## Text extract
════════════════════
Something Wrong With Your venv
? Just Reset It!
Most folks developing Python applications will have experienced instances of a virtual environment (for non-snake-charmers: a directory containing a specific version of the Python interpreter and relevant libraries bound to a project, avoiding dependecy hell when working on multiple projects in parallel) that’s been chugging along nicely for months on their local development machine just kind of breaking – be it due to a botched dependency downgrade, a change in the Python setup1, or an even more arcane reason.
It’s not a common occurrence, but it happens.
The easiest way of fixing things, if you’ve been keeping track of your project’s dependencies, tends to be simply deleting the old virtual environment, creating a fresh one, and reinstalling the dependencies. That’s a sequence of three steps you need to perform in the correct order – so it’s ripe for automation!
════════════════════
## Data excerpts
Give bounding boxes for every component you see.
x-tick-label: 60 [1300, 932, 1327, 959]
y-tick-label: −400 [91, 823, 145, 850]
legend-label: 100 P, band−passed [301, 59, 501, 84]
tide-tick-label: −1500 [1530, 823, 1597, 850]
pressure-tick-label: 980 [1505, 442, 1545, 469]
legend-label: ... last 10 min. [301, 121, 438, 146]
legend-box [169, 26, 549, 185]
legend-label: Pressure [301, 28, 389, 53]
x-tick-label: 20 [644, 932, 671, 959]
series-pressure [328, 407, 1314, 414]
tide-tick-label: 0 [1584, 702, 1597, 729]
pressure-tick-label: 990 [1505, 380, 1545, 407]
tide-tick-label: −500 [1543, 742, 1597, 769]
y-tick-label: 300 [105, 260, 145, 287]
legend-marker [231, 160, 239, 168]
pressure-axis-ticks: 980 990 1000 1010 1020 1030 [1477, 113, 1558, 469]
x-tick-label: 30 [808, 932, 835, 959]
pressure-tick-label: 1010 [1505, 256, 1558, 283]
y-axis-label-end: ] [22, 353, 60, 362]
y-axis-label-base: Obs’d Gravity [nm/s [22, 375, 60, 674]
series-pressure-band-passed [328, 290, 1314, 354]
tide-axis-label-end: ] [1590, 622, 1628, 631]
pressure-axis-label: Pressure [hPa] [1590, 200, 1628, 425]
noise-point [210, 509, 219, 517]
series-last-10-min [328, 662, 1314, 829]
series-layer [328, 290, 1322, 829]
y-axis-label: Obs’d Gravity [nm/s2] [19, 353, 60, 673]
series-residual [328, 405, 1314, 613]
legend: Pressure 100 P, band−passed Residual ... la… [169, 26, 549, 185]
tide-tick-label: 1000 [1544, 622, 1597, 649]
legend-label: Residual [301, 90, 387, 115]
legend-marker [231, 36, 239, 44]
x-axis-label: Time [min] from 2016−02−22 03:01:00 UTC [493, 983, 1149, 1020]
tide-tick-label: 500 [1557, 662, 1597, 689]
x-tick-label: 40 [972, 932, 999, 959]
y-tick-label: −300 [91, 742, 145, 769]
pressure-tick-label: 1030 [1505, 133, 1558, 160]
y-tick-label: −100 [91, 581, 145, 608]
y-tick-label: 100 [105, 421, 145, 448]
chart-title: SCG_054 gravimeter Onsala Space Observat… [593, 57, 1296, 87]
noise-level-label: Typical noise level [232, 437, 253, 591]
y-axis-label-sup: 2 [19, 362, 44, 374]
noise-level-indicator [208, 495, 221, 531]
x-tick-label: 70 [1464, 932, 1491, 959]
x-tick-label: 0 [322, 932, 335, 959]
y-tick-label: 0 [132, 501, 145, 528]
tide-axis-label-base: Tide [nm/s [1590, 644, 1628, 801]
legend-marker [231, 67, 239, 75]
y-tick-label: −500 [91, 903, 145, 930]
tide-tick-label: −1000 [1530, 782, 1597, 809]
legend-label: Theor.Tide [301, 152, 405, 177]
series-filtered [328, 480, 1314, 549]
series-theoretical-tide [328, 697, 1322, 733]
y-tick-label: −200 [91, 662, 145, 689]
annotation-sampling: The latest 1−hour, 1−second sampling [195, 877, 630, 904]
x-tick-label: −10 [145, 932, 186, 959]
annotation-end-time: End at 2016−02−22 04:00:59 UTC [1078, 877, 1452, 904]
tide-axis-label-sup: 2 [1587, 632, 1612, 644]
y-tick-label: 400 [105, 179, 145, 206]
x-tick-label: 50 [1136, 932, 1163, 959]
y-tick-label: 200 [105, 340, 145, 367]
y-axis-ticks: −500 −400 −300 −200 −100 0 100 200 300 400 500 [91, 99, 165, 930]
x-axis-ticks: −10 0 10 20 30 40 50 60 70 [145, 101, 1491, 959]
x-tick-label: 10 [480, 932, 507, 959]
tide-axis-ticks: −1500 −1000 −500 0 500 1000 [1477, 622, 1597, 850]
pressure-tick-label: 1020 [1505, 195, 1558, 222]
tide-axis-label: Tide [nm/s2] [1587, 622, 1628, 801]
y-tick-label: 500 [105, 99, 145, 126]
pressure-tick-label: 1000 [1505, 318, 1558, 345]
════════════════════
## Written task 1
Answer these about the venv reset text:
(a) What kind of downgrade does it name as one way a virtual environment can break?
(b) What condition does it attach to the easiest way of fixing things?
(c) What three steps make up that fix?
## Written task 2
Print the part of the venv reset text between "Most folks developing" and "ripe for automation!", inclusive.
You won't need the listing for any of this.

## Result 1
(a) A botched dependency downgrade.
(b) That you've been keeping track of your project's dependencies.
(c) Deleting the old virtual environment, creating a fresh one, and reinstalling the dependencies.

## Result 2
Most folks developing Python applications will have experienced instances of a virtual environment (for non-snake-charmers: a directory containing a specific version of the Python interpreter and relevant libraries bound to a project, avoiding dependecy hell when working on multiple projects in parallel) that’s been chugging along nicely for months on their local development machine just kind of breaking – be it due to a botched dependency downgrade, a change in the Python setup1, or an even more arcane reason.
It’s not a common occurrence, but it happens.
The easiest way of fixing things, if you’ve been keeping track of your project’s dependencies, tends to be simply deleting the old virtual environment, creating a fresh one, and reinstalling the dependencies. That’s a sequence of three steps you need to perform in the correct order – so it’s ripe for automation!